What you should do: Reproduce the records. Keep every word exact and include no images.

Exercise materials:
┌──
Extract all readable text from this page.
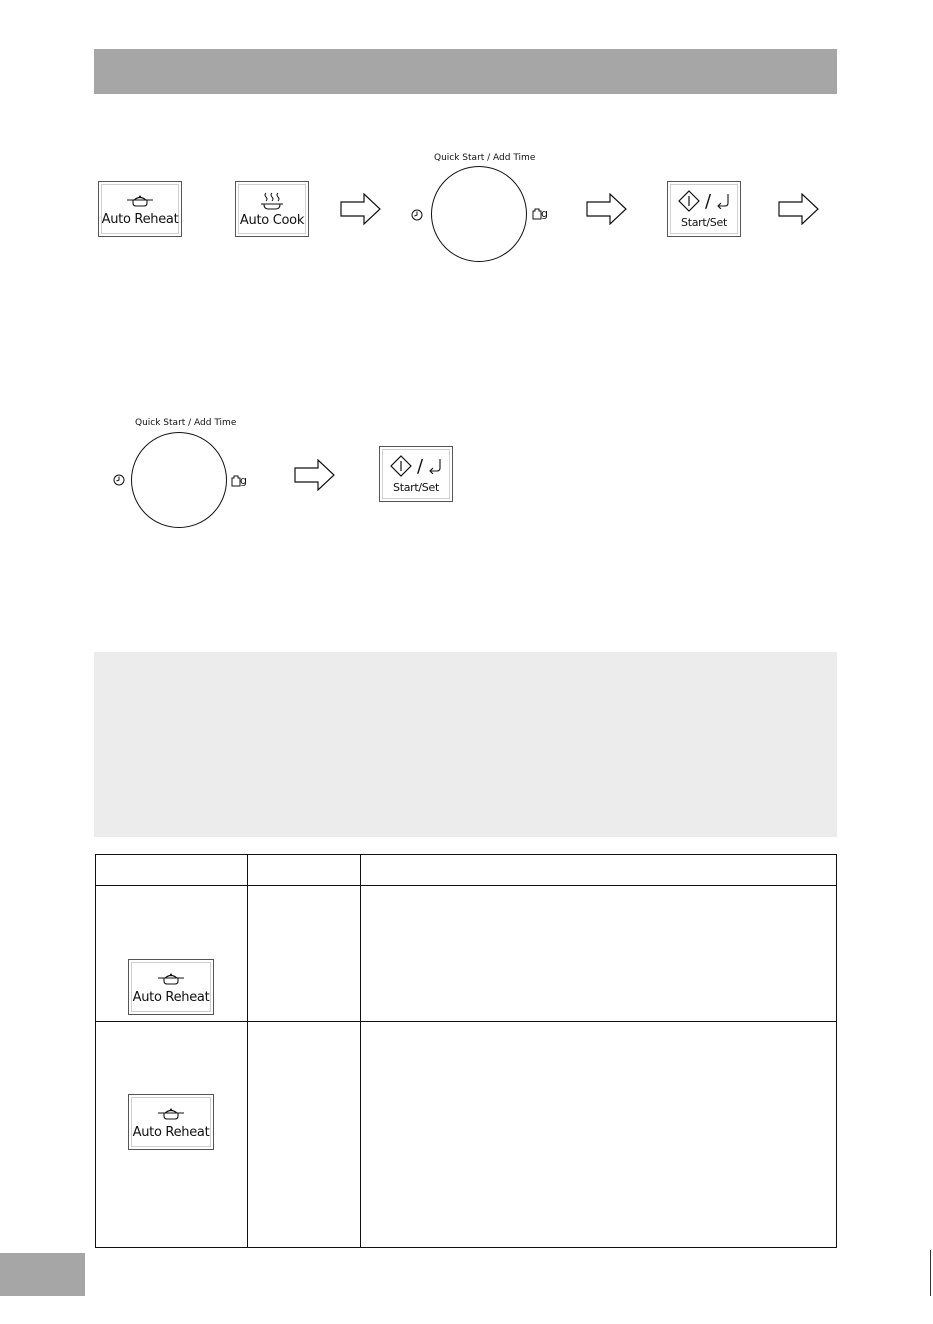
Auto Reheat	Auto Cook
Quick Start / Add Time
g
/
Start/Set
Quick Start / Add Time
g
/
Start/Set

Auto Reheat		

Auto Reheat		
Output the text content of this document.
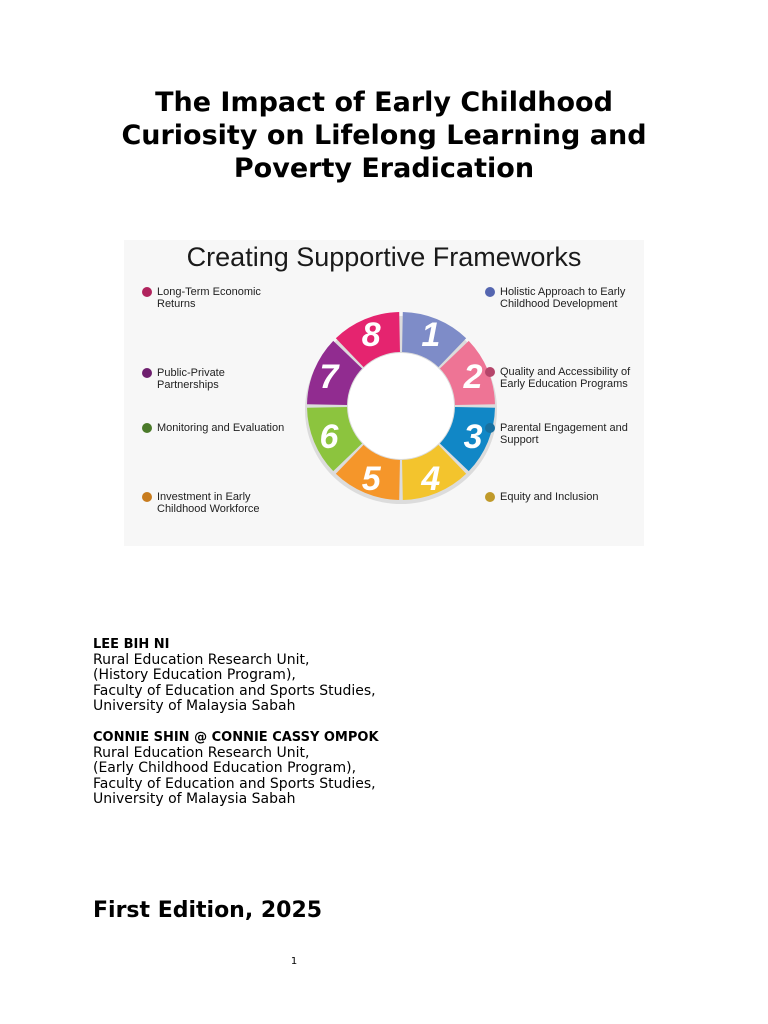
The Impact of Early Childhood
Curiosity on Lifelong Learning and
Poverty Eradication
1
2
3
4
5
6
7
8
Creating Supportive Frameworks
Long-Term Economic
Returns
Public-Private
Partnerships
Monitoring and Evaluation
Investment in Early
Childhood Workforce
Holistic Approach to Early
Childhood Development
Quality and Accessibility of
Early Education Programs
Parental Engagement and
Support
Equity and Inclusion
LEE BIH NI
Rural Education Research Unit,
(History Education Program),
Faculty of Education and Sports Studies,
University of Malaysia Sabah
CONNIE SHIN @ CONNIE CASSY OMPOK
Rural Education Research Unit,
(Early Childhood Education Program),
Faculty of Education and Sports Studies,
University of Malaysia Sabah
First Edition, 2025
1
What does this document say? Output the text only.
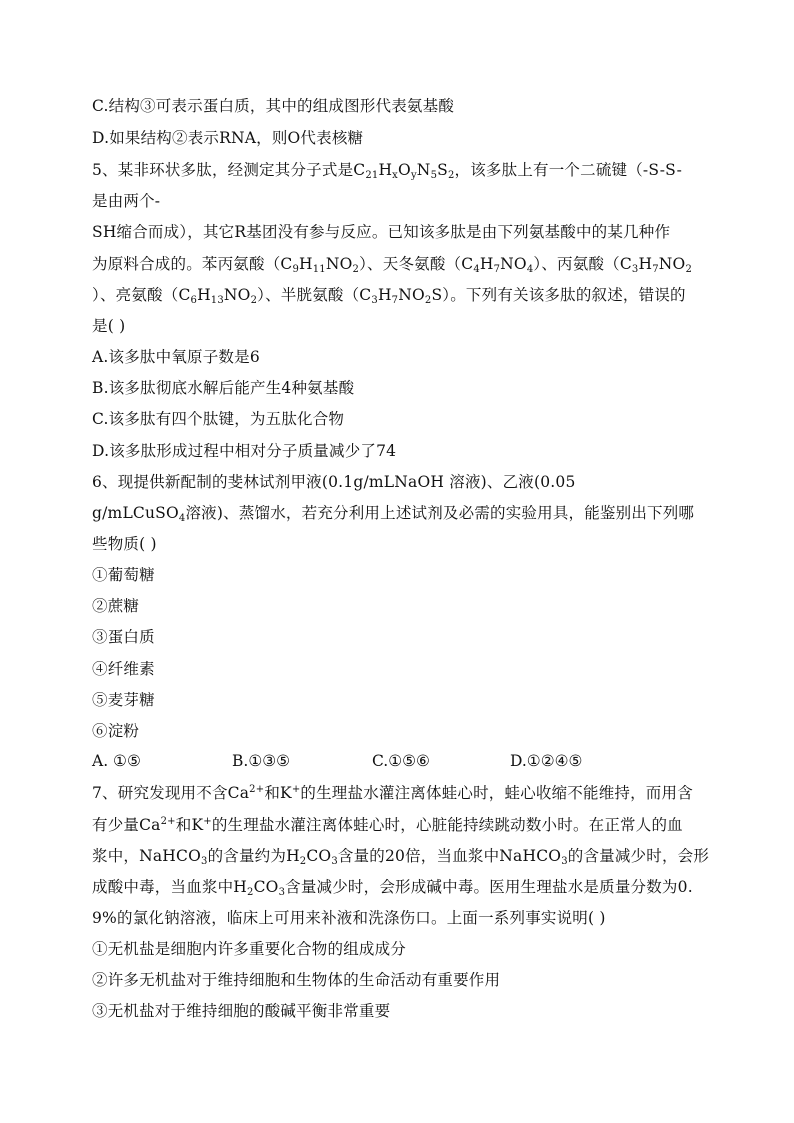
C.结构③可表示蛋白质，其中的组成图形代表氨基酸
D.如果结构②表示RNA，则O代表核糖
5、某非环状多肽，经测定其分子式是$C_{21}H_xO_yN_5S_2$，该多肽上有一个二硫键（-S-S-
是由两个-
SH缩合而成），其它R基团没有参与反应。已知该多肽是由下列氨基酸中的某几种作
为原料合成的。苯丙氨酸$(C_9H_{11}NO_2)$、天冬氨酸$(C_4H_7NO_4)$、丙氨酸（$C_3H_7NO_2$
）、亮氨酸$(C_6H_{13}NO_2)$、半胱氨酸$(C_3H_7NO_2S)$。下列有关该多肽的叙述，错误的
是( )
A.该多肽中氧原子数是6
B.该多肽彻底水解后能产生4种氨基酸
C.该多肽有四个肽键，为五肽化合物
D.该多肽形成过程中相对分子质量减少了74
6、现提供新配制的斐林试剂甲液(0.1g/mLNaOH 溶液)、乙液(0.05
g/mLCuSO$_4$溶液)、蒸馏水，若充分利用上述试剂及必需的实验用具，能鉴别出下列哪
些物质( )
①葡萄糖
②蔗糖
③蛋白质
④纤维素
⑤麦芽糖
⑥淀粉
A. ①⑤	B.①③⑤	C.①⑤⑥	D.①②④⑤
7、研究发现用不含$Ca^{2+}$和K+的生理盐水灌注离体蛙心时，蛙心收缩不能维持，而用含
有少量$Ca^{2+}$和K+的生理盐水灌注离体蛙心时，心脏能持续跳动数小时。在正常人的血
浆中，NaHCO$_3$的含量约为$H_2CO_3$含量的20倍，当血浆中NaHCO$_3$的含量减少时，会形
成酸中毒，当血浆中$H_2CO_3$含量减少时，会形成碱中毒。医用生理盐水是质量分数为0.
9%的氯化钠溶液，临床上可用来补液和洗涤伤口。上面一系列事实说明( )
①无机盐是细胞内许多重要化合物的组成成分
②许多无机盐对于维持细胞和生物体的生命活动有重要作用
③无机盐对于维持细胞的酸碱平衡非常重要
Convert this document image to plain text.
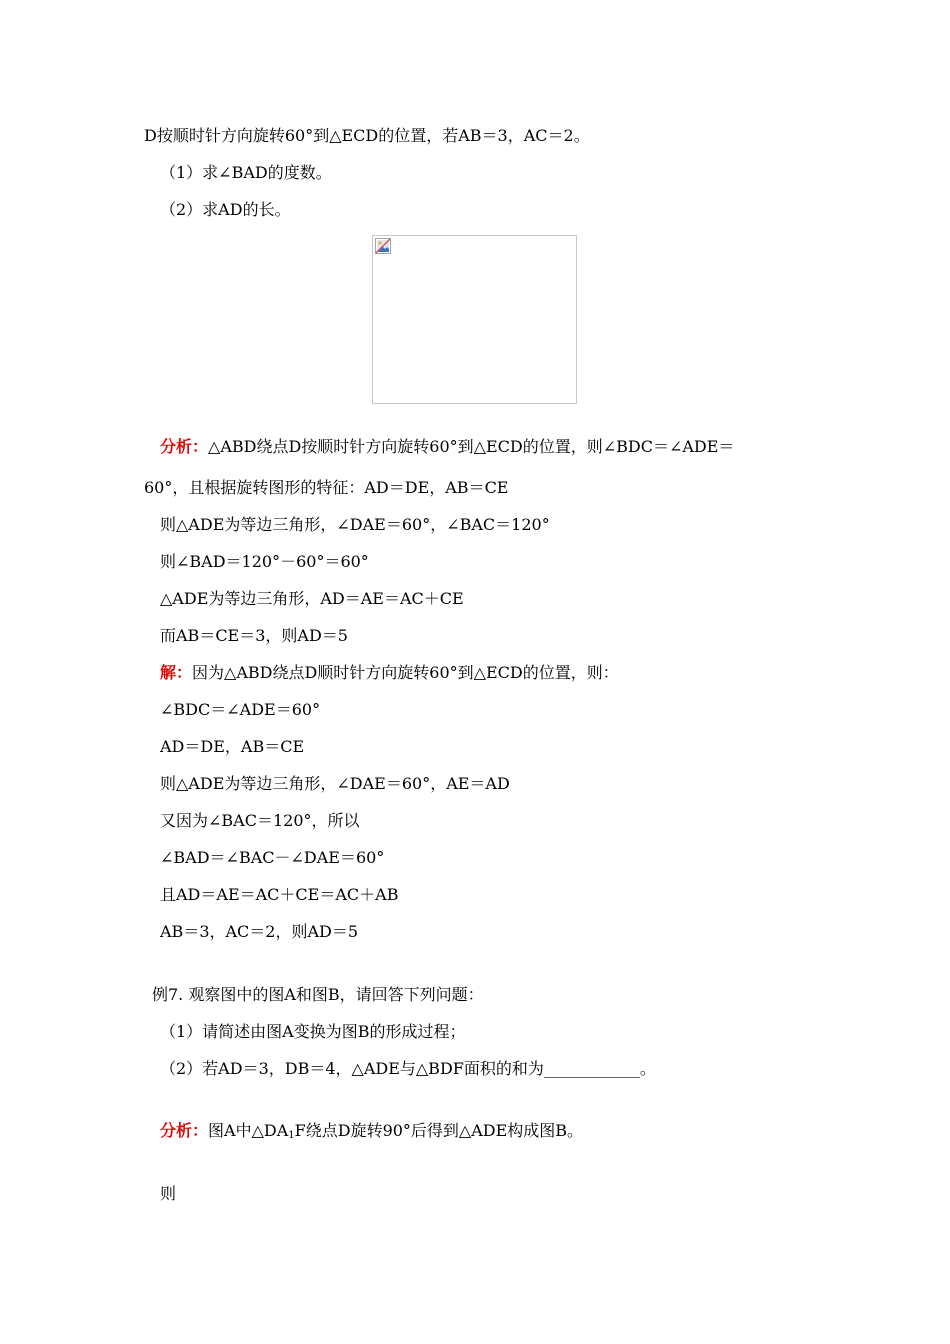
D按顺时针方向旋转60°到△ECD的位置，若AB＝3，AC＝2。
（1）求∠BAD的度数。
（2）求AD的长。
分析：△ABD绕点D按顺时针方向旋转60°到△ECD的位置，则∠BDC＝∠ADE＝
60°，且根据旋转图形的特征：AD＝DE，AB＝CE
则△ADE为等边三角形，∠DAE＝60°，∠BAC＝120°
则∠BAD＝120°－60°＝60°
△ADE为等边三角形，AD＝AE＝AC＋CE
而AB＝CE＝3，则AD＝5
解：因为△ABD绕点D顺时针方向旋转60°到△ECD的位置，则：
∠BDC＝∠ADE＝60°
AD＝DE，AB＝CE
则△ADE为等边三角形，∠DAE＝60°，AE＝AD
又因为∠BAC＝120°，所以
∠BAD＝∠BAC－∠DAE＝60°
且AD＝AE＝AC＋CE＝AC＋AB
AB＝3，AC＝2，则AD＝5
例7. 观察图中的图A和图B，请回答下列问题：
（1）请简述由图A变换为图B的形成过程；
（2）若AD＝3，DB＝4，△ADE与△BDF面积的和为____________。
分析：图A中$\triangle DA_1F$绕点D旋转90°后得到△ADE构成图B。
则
└──
Response to this task:
Extract all readable text from this page.
Auto Reheat	Auto Cook
Quick Start / Add Time
g
/
Start/Set
Quick Start / Add Time
g
/
Start/Set

Auto Reheat		

Auto Reheat		
Output the text content of this document.
The Impact of Early Childhood
Curiosity on Lifelong Learning and
Poverty Eradication
1
2
3
4
5
6
7
8
Creating Supportive Frameworks
Long-Term Economic
Returns
Public-Private
Partnerships
Monitoring and Evaluation
Investment in Early
Childhood Workforce
Holistic Approach to Early
Childhood Development
Quality and Accessibility of
Early Education Programs
Parental Engagement and
Support
Equity and Inclusion
LEE BIH NI
Rural Education Research Unit,
(History Education Program),
Faculty of Education and Sports Studies,
University of Malaysia Sabah
CONNIE SHIN @ CONNIE CASSY OMPOK
Rural Education Research Unit,
(Early Childhood Education Program),
Faculty of Education and Sports Studies,
University of Malaysia Sabah
First Edition, 2025
1
What does this document say? Output the text only.
C.结构③可表示蛋白质，其中的组成图形代表氨基酸
D.如果结构②表示RNA，则O代表核糖
5、某非环状多肽，经测定其分子式是$C_{21}H_xO_yN_5S_2$，该多肽上有一个二硫键（-S-S-
是由两个-
SH缩合而成），其它R基团没有参与反应。已知该多肽是由下列氨基酸中的某几种作
为原料合成的。苯丙氨酸$(C_9H_{11}NO_2)$、天冬氨酸$(C_4H_7NO_4)$、丙氨酸（$C_3H_7NO_2$
）、亮氨酸$(C_6H_{13}NO_2)$、半胱氨酸$(C_3H_7NO_2S)$。下列有关该多肽的叙述，错误的
是( )
A.该多肽中氧原子数是6
B.该多肽彻底水解后能产生4种氨基酸
C.该多肽有四个肽键，为五肽化合物
D.该多肽形成过程中相对分子质量减少了74
6、现提供新配制的斐林试剂甲液(0.1g/mLNaOH 溶液)、乙液(0.05
g/mLCuSO$_4$溶液)、蒸馏水，若充分利用上述试剂及必需的实验用具，能鉴别出下列哪
些物质( )
①葡萄糖
②蔗糖
③蛋白质
④纤维素
⑤麦芽糖
⑥淀粉
A. ①⑤	B.①③⑤	C.①⑤⑥	D.①②④⑤
7、研究发现用不含$Ca^{2+}$和K+的生理盐水灌注离体蛙心时，蛙心收缩不能维持，而用含
有少量$Ca^{2+}$和K+的生理盐水灌注离体蛙心时，心脏能持续跳动数小时。在正常人的血
浆中，NaHCO$_3$的含量约为$H_2CO_3$含量的20倍，当血浆中NaHCO$_3$的含量减少时，会形
成酸中毒，当血浆中$H_2CO_3$含量减少时，会形成碱中毒。医用生理盐水是质量分数为0.
9%的氯化钠溶液，临床上可用来补液和洗涤伤口。上面一系列事实说明( )
①无机盐是细胞内许多重要化合物的组成成分
②许多无机盐对于维持细胞和生物体的生命活动有重要作用
③无机盐对于维持细胞的酸碱平衡非常重要
Convert this document image to plain text.
D按顺时针方向旋转60°到△ECD的位置，若AB＝3，AC＝2。
（1）求∠BAD的度数。
（2）求AD的长。
分析：△ABD绕点D按顺时针方向旋转60°到△ECD的位置，则∠BDC＝∠ADE＝
60°，且根据旋转图形的特征：AD＝DE，AB＝CE
则△ADE为等边三角形，∠DAE＝60°，∠BAC＝120°
则∠BAD＝120°－60°＝60°
△ADE为等边三角形，AD＝AE＝AC＋CE
而AB＝CE＝3，则AD＝5
解：因为△ABD绕点D顺时针方向旋转60°到△ECD的位置，则：
∠BDC＝∠ADE＝60°
AD＝DE，AB＝CE
则△ADE为等边三角形，∠DAE＝60°，AE＝AD
又因为∠BAC＝120°，所以
∠BAD＝∠BAC－∠DAE＝60°
且AD＝AE＝AC＋CE＝AC＋AB
AB＝3，AC＝2，则AD＝5
例7. 观察图中的图A和图B，请回答下列问题：
（1）请简述由图A变换为图B的形成过程；
（2）若AD＝3，DB＝4，△ADE与△BDF面积的和为____________。
分析：图A中$\triangle DA_1F$绕点D旋转90°后得到△ADE构成图B。
则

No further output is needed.